Aan de orde zijn de stemmingen over moties ingediend tijdens het debat over het wetsvoorstel Wijziging van de Wet vermindering afdracht loonbelasting en premie voor de volksverzekeringen (versnelde afschaffing afdrachtvermindering lage lonen) (29516), te weten:

- de motie-Bussemaker over intrekking van voorstellen tot versnelde afschaffing van de SPAK (29516, nr. 9);

- de motie-Bussemaker over structurele compensatie van de SW-sector (29516, nr. 10);

- de motie-Vendrik over niet doorzetten van versnelde afschaffing van de SPAK en budgettaire alternatieven in dat kader (29516, nr. 11);

- de motie-Van Vroonhoven-Kok over intrekking van voorstellen tot versnelde afschaffing van de SPAK (29516, nr. 12).

(Zie vergadering van 26 mei 2004.)

De voorzitter:

Aangezien de motie-Bussemaker (29516, nr. 9), de motie-Vendrik (29516, nr. 11) en de motie-Van Vroonhoven-Kok (29516, nr. 12) zijn ingetrokken, maken zij geen onderwerp van behandeling meer uit.

§ **Gegevensset**:
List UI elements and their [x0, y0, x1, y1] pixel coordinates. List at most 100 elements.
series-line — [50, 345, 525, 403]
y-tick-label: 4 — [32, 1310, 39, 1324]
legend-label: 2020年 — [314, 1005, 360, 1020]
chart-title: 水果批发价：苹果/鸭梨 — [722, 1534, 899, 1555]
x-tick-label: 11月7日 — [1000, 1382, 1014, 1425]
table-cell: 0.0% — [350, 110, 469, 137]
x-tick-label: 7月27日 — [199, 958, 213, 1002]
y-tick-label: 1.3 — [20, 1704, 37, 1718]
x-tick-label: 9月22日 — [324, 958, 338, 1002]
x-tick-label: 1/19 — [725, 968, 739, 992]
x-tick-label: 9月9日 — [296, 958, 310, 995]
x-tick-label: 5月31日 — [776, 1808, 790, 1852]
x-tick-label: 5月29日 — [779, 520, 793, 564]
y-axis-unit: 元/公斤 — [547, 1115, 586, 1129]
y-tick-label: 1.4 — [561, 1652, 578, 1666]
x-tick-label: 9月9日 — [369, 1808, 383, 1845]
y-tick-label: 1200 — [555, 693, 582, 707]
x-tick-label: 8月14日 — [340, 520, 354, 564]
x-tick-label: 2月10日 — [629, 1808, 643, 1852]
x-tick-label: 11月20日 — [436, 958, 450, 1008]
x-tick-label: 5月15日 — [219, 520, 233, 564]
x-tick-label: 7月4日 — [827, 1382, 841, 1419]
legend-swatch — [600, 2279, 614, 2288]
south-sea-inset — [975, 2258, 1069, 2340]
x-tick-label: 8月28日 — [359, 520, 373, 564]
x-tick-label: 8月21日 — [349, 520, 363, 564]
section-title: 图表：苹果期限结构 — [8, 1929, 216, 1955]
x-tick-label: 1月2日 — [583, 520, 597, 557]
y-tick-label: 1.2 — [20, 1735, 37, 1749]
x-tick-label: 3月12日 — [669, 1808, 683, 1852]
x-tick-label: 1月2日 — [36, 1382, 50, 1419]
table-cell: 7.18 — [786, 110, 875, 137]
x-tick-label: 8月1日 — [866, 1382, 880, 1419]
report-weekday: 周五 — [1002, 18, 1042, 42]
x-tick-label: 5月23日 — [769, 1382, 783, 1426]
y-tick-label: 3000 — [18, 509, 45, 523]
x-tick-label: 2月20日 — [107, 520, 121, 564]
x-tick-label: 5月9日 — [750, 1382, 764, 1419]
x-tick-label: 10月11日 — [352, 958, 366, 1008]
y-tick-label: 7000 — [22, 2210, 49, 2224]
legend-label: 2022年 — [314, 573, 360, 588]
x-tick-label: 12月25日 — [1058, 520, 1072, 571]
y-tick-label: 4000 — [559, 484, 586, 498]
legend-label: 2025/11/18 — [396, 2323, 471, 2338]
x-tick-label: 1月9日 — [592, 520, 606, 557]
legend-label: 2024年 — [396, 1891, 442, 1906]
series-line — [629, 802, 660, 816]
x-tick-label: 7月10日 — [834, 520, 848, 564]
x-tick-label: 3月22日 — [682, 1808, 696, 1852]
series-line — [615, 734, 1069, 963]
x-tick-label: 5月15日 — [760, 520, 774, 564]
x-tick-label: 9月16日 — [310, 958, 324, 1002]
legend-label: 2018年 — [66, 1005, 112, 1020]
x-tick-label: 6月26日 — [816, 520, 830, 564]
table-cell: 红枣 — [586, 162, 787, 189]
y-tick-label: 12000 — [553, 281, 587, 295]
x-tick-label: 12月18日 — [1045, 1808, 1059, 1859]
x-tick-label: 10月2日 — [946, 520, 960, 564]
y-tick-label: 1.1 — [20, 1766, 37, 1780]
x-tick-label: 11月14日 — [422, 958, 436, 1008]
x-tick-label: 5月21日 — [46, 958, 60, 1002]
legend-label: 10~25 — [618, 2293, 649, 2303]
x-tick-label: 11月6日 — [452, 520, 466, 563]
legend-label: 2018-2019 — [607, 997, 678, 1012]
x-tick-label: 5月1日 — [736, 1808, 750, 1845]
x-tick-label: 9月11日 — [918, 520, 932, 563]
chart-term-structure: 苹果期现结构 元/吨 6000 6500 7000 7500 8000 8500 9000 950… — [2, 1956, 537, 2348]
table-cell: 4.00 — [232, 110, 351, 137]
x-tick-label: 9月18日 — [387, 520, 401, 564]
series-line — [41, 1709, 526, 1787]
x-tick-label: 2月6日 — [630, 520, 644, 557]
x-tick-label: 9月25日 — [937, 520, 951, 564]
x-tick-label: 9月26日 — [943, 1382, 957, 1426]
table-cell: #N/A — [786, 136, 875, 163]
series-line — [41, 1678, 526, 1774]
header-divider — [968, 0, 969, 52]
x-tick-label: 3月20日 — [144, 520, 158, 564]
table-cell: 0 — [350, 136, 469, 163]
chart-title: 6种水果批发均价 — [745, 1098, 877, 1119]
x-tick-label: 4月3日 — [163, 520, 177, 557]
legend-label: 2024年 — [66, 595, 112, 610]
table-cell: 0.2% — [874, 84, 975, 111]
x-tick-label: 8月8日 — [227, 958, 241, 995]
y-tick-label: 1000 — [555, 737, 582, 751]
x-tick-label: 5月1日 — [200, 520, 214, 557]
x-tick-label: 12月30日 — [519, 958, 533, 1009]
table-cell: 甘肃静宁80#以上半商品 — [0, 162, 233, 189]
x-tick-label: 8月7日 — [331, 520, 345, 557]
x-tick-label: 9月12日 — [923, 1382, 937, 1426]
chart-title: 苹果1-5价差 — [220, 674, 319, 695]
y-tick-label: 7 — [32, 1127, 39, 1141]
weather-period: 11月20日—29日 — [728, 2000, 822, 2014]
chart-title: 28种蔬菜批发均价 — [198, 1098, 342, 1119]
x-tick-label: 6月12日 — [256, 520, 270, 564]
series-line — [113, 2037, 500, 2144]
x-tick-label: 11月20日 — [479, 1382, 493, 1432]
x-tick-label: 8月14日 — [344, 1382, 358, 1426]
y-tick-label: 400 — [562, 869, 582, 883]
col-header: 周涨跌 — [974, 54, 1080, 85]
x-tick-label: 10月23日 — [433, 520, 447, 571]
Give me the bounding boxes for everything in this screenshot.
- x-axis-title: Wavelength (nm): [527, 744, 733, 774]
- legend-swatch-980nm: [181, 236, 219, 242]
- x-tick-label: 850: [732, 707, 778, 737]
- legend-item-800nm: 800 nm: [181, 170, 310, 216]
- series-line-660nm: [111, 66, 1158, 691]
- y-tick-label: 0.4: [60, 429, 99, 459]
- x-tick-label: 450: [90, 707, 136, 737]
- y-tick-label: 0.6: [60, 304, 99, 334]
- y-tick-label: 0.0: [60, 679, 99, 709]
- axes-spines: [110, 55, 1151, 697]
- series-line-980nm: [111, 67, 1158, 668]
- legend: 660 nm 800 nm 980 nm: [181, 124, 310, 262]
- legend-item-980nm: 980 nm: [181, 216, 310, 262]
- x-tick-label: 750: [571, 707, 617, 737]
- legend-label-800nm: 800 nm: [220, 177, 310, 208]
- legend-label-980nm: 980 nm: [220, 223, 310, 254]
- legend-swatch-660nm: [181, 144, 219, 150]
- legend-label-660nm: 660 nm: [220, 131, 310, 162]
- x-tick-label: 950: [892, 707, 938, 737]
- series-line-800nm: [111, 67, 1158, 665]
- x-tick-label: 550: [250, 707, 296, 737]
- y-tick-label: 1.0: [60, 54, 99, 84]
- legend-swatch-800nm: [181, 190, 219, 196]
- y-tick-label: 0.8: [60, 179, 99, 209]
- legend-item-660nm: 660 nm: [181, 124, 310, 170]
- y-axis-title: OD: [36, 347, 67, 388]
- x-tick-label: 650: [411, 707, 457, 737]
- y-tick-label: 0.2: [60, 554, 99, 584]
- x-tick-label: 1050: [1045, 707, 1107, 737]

§ **Opdracht**: Ga verder met het verslag van de stemmingen over de moties bij wetsvoorstel 29516, direct na de laatste zin.

§ **Resultaat**:
Het woord is aan mevrouw Bussemaker.

Mevrouw Bussemaker (PvdA):

Voorzitter. De motie op stuk nr. 10 betreft een structurele compensatie voor de sociale werkvoorziening. Deze motie is iets minder urgent nu de versnelde afschaffing van de SPAK niet doorgaat. Om die reden wil ik de motie aanhouden, zodat er op een later tijdstip op teruggekomen kan worden.

De voorzitter:

Op verzoek van mevrouw Bussemaker stel ik voor, de motie-Bussemaker (29516, nr. 10) van de agenda af te voeren, waardoor er nu geen moties meer zijn die nog in stemming kunnen worden gebracht.

Daartoe wordt besloten.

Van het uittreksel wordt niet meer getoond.